Goal: Records follow. Copy every line with "books".

'''

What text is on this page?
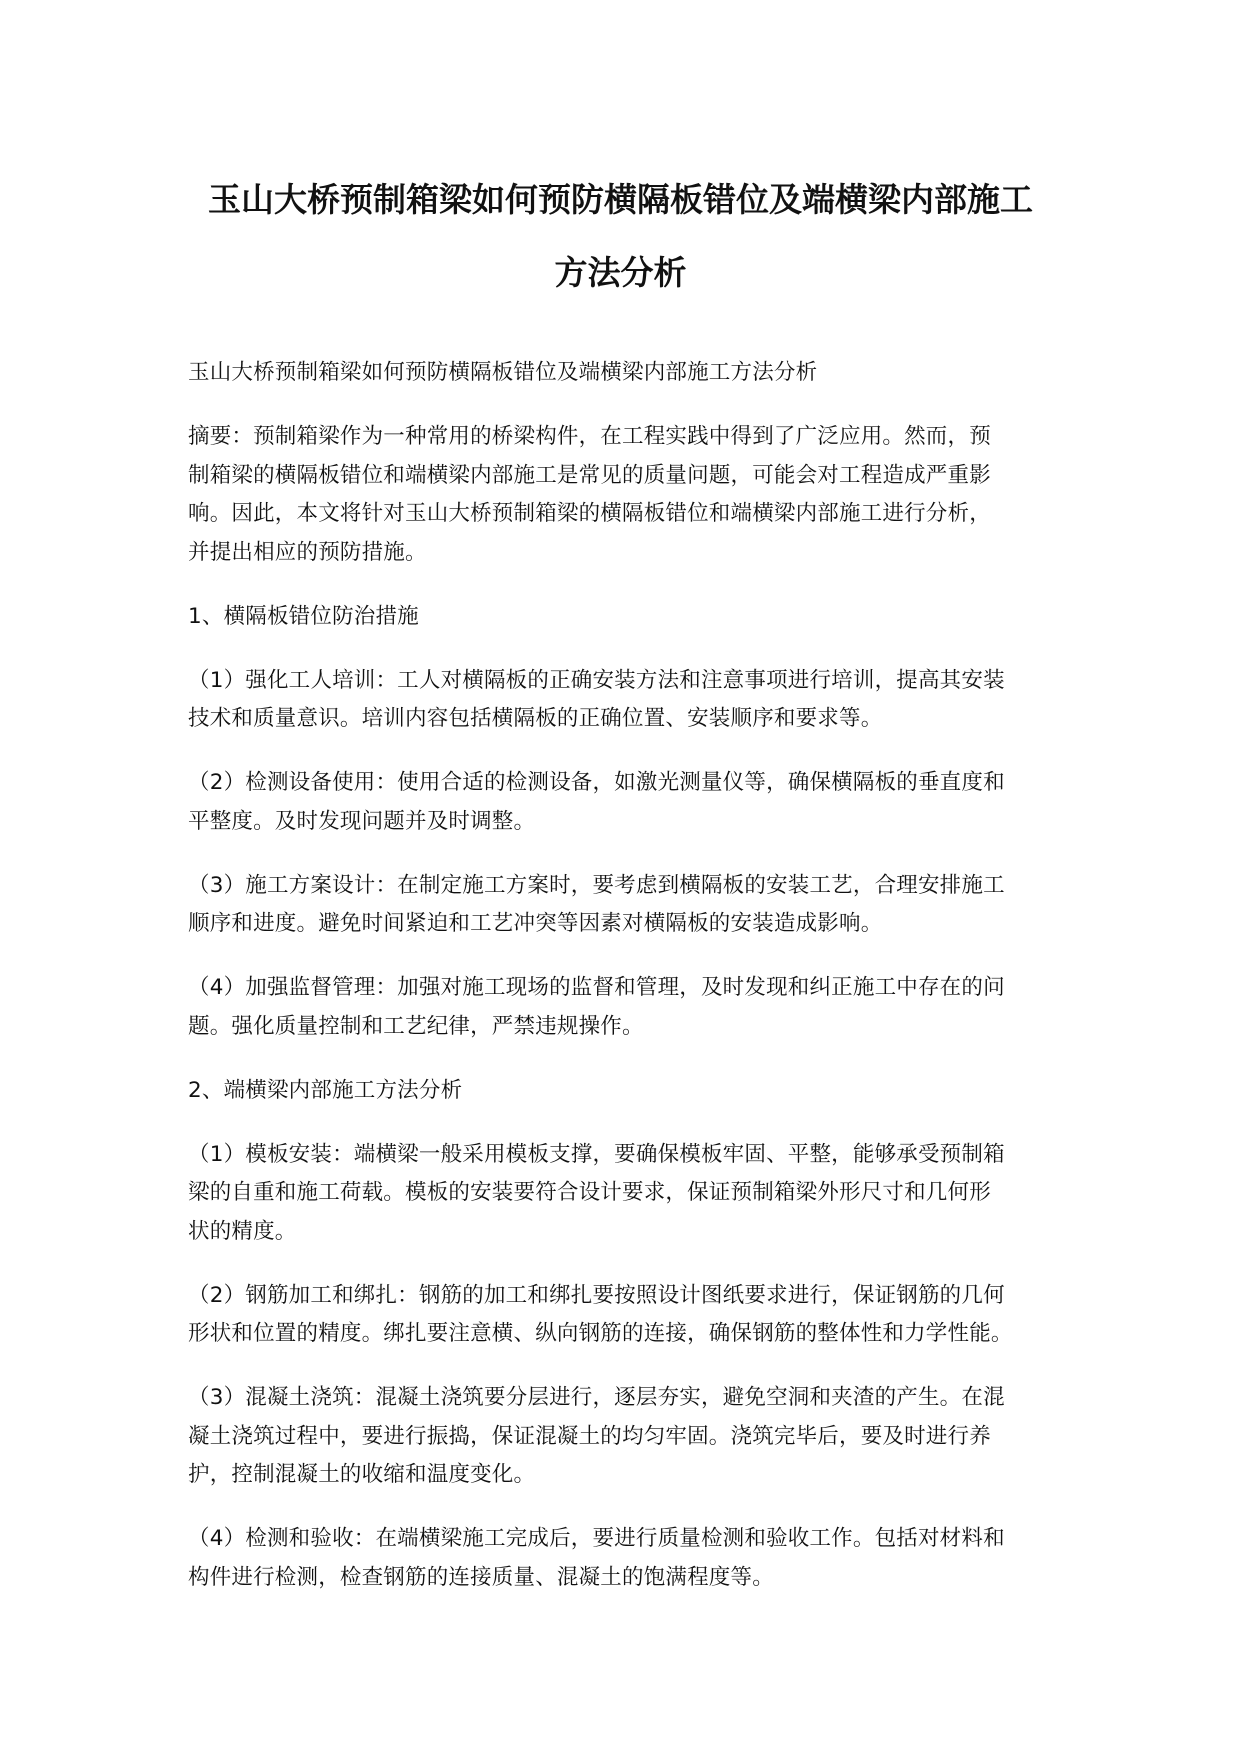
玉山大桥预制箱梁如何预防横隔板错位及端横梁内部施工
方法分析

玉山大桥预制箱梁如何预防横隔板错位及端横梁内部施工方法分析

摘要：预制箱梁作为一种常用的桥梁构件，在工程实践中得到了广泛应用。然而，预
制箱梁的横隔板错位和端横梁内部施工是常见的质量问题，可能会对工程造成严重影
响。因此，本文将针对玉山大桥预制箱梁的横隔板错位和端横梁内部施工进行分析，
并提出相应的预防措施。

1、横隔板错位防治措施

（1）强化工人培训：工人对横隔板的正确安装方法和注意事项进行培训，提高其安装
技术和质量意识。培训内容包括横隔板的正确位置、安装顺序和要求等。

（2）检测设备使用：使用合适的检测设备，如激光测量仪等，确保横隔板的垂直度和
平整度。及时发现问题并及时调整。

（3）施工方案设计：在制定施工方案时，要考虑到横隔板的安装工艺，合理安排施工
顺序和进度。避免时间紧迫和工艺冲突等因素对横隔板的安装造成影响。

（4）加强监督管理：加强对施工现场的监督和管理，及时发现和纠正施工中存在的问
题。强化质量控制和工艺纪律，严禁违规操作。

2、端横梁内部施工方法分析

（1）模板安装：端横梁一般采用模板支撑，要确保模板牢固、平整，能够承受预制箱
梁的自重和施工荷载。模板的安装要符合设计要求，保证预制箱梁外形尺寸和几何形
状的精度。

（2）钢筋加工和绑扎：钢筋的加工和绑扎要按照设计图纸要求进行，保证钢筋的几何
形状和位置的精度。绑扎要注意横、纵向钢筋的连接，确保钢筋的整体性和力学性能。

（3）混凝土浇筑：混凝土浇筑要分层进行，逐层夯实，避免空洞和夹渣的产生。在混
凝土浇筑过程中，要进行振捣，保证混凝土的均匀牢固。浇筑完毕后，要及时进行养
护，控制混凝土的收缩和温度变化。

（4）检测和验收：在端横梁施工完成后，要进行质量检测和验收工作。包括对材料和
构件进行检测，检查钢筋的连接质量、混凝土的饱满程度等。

'''
'''

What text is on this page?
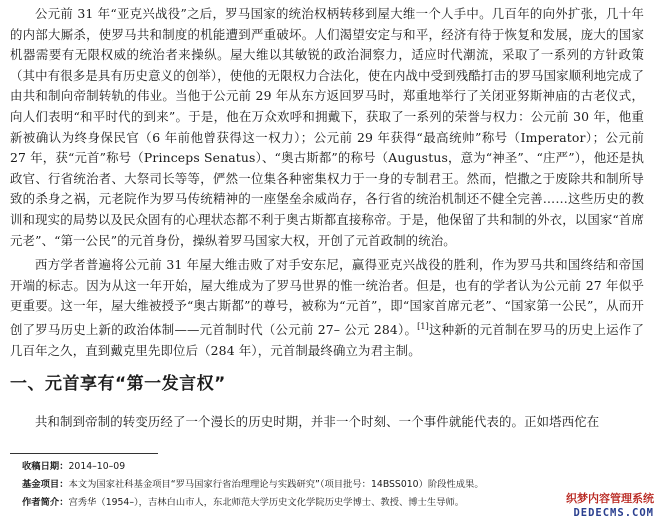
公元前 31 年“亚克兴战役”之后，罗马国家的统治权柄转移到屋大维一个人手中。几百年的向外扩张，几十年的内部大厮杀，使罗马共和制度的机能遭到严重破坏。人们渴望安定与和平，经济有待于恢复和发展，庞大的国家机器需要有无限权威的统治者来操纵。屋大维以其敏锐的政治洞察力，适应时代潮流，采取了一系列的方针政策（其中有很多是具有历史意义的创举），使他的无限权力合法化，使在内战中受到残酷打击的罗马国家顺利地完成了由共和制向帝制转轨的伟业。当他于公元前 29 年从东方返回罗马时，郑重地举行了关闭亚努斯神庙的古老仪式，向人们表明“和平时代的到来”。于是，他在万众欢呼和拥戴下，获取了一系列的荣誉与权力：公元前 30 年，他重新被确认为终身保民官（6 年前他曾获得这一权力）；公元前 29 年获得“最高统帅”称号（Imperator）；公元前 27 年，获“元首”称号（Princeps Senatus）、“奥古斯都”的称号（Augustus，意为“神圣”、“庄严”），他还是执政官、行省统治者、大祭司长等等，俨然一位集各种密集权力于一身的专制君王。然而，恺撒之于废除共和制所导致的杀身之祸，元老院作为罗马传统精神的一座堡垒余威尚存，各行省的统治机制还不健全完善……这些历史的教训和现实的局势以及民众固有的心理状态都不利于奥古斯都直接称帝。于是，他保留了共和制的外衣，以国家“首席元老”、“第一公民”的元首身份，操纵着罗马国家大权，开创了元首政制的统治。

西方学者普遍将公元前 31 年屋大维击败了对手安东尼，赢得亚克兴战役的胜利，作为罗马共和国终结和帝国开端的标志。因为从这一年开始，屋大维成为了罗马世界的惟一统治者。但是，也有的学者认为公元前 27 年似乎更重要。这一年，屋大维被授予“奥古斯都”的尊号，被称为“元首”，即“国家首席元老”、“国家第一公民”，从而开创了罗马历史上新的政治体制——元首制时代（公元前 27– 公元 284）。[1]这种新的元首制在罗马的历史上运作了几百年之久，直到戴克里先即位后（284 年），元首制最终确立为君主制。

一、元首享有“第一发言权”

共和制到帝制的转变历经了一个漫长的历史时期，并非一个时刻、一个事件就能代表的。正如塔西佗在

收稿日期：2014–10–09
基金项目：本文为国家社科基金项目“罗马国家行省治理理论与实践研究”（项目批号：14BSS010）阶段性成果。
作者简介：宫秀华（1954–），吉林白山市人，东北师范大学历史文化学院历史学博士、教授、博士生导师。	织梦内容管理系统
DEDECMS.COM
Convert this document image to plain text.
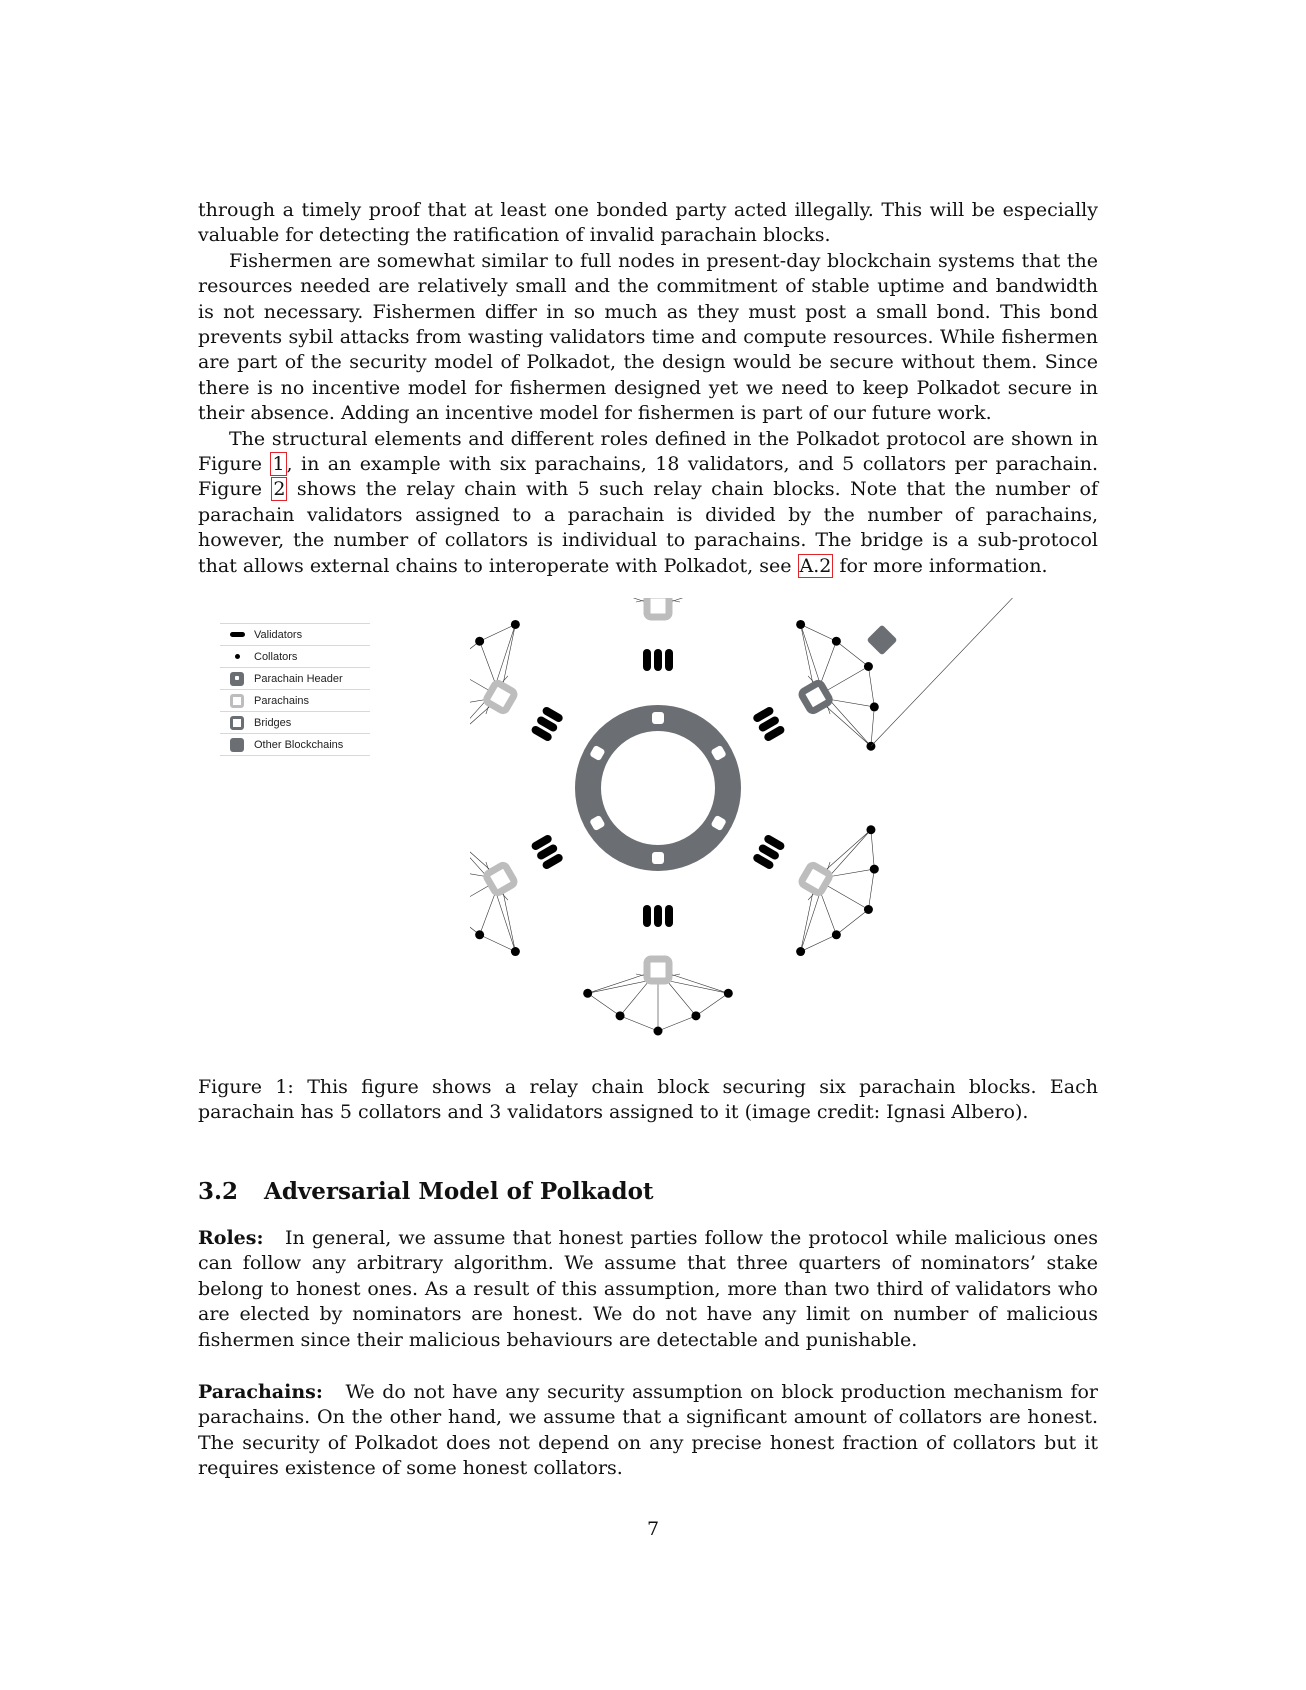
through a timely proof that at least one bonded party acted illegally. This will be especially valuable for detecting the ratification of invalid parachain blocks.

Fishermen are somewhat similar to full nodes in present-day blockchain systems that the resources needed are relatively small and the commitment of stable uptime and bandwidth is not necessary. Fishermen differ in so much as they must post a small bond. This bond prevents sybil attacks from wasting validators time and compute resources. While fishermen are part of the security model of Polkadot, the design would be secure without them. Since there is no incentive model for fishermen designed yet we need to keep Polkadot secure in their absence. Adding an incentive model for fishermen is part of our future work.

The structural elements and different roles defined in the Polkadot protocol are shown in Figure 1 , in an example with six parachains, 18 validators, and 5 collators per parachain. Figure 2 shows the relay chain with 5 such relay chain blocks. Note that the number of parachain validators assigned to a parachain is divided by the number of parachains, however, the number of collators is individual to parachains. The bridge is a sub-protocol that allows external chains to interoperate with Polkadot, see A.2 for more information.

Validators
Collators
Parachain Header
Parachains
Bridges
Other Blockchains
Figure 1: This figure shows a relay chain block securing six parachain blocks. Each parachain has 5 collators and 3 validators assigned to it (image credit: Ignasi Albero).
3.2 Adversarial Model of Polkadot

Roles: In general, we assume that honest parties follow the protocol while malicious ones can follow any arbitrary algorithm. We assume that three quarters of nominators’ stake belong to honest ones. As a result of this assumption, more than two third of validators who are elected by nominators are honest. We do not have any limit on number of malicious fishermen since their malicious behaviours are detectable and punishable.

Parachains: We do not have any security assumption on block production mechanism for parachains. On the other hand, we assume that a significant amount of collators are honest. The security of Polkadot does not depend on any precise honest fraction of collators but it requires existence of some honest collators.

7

'''
'''

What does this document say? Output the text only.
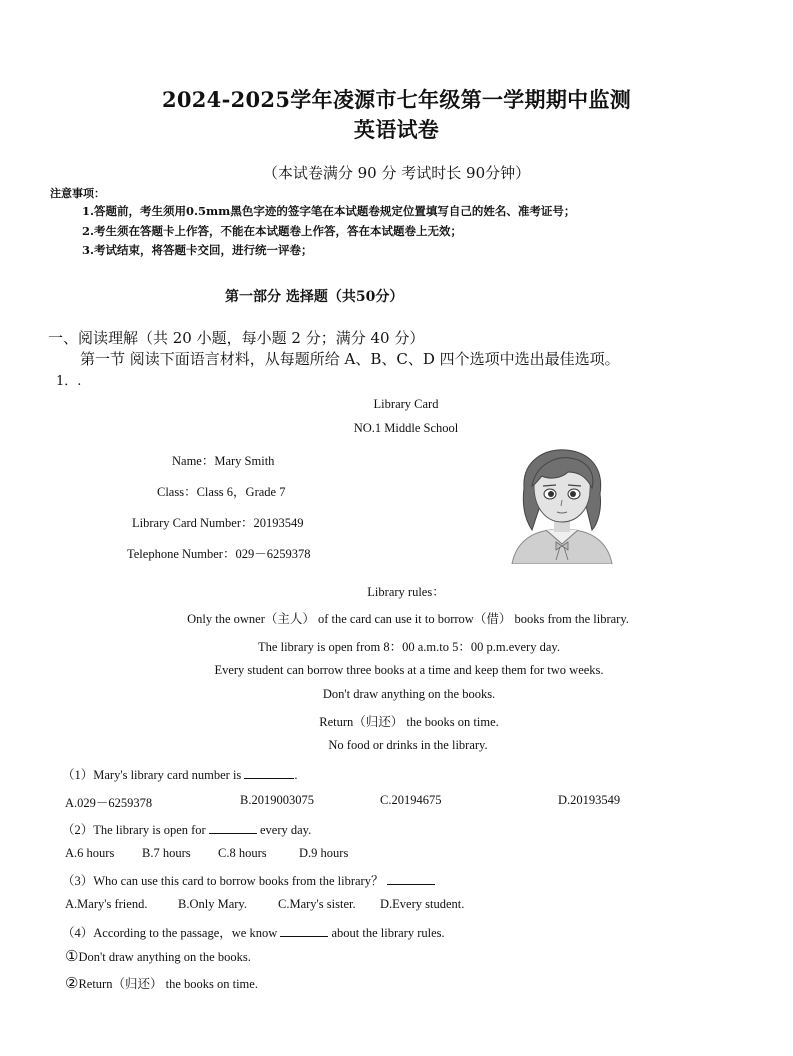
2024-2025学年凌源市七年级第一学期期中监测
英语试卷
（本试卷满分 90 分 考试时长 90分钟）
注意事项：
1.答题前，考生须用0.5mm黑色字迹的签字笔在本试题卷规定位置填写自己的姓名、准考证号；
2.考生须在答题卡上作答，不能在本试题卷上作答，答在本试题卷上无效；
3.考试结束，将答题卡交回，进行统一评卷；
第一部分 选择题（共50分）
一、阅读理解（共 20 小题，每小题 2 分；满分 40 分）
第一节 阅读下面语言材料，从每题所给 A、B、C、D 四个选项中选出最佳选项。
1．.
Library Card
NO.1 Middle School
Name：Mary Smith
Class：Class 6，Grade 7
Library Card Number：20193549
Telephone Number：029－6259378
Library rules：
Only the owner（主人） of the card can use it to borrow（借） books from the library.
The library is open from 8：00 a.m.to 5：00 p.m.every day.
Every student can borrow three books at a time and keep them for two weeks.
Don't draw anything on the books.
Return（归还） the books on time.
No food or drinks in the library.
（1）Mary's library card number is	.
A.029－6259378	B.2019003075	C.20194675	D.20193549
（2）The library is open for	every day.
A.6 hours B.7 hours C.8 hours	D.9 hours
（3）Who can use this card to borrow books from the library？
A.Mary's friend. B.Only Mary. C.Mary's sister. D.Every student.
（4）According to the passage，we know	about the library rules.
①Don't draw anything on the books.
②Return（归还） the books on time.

'''

Result of this exercise:
Only the owner（主人） of the card can use it to borrow（借） books from the library.
Every student can borrow three books at a time and keep them for two weeks.
Don't draw anything on the books.
Return（归还） the books on time.
（3）Who can use this card to borrow books from the library？
①Don't draw anything on the books.
②Return（归还） the books on time.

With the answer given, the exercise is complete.